## WHAT THE EXERCISE ASKS
Type out the records that follow, exactly as given.

## DATA SECTION

>> START

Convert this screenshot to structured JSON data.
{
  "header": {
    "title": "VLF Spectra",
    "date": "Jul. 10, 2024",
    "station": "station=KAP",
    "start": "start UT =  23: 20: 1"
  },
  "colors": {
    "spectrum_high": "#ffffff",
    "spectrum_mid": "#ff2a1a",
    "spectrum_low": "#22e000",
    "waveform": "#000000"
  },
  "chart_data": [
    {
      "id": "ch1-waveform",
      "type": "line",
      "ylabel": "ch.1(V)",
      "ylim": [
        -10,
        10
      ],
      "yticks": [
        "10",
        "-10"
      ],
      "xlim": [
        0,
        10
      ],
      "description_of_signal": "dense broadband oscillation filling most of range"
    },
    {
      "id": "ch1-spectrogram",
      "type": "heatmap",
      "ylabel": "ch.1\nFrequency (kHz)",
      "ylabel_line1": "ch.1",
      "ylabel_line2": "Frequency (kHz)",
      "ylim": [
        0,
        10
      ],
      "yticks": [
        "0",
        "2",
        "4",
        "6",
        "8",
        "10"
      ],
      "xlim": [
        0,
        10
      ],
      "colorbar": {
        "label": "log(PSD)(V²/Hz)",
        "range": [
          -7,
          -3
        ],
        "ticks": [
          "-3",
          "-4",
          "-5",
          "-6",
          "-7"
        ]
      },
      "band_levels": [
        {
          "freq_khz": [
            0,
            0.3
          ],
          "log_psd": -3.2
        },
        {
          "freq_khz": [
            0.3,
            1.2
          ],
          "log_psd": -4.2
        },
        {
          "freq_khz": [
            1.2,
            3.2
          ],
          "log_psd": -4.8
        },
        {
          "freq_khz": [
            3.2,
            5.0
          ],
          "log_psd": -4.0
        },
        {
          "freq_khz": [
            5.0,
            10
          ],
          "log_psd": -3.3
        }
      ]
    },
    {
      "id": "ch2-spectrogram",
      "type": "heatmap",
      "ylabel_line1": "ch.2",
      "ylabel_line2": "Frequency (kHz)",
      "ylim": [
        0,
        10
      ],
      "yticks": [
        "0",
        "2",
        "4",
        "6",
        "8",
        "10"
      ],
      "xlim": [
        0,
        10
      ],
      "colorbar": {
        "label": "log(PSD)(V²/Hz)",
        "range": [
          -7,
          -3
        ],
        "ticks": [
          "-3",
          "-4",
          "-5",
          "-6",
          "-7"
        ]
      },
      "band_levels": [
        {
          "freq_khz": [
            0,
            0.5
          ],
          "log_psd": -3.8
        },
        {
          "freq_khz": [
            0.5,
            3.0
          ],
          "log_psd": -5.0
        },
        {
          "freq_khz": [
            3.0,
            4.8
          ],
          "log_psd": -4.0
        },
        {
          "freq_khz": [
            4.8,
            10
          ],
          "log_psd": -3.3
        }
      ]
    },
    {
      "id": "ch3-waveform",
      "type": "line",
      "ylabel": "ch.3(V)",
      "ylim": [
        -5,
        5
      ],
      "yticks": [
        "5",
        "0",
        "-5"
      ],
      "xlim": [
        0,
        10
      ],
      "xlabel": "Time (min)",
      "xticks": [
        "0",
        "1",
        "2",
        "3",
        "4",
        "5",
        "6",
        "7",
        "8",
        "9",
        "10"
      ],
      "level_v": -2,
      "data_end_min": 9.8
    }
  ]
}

>> END

## ANSWER FOR THIS EXERCISE
Convert this screenshot to structured JSON data.
{
  "header": {
    "title": "VLF Spectra",
    "date": "Jul. 10, 2024",
    "station": "station=KAP",
    "start": "start UT =  23: 20: 1"
  },
  "colors": {
    "spectrum_high": "#ffffff",
    "spectrum_mid": "#ff2a1a",
    "spectrum_low": "#22e000",
    "waveform": "#000000"
  },
  "chart_data": [
    {
      "id": "ch1-waveform",
      "type": "line",
      "ylabel": "ch.1(V)",
      "ylim": [
        -10,
        10
      ],
      "yticks": [
        "10",
        "-10"
      ],
      "xlim": [
        0,
        10
      ],
      "description_of_signal": "dense broadband oscillation filling most of range"
    },
    {
      "id": "ch1-spectrogram",
      "type": "heatmap",
      "ylabel": "ch.1\nFrequency (kHz)",
      "ylabel_line1": "ch.1",
      "ylabel_line2": "Frequency (kHz)",
      "ylim": [
        0,
        10
      ],
      "yticks": [
        "0",
        "2",
        "4",
        "6",
        "8",
        "10"
      ],
      "xlim": [
        0,
        10
      ],
      "colorbar": {
        "label": "log(PSD)(V²/Hz)",
        "range": [
          -7,
          -3
        ],
        "ticks": [
          "-3",
          "-4",
          "-5",
          "-6",
          "-7"
        ]
      },
      "band_levels": [
        {
          "freq_khz": [
            0,
            0.3
          ],
          "log_psd": -3.2
        },
        {
          "freq_khz": [
            0.3,
            1.2
          ],
          "log_psd": -4.2
        },
        {
          "freq_khz": [
            1.2,
            3.2
          ],
          "log_psd": -4.8
        },
        {
          "freq_khz": [
            3.2,
            5.0
          ],
          "log_psd": -4.0
        },
        {
          "freq_khz": [
            5.0,
            10
          ],
          "log_psd": -3.3
        }
      ]
    },
    {
      "id": "ch2-spectrogram",
      "type": "heatmap",
      "ylabel_line1": "ch.2",
      "ylabel_line2": "Frequency (kHz)",
      "ylim": [
        0,
        10
      ],
      "yticks": [
        "0",
        "2",
        "4",
        "6",
        "8",
        "10"
      ],
      "xlim": [
        0,
        10
      ],
      "colorbar": {
        "label": "log(PSD)(V²/Hz)",
        "range": [
          -7,
          -3
        ],
        "ticks": [
          "-3",
          "-4",
          "-5",
          "-6",
          "-7"
        ]
      },
      "band_levels": [
        {
          "freq_khz": [
            0,
            0.5
          ],
          "log_psd": -3.8
        },
        {
          "freq_khz": [
            0.5,
            3.0
          ],
          "log_psd": -5.0
        },
        {
          "freq_khz": [
            3.0,
            4.8
          ],
          "log_psd": -4.0
        },
        {
          "freq_khz": [
            4.8,
            10
          ],
          "log_psd": -3.3
        }
      ]
    },
    {
      "id": "ch3-waveform",
      "type": "line",
      "ylabel": "ch.3(V)",
      "ylim": [
        -5,
        5
      ],
      "yticks": [
        "5",
        "0",
        "-5"
      ],
      "xlim": [
        0,
        10
      ],
      "xlabel": "Time (min)",
      "xticks": [
        "0",
        "1",
        "2",
        "3",
        "4",
        "5",
        "6",
        "7",
        "8",
        "9",
        "10"
      ],
      "level_v": -2,
      "data_end_min": 9.8
    }
  ]
}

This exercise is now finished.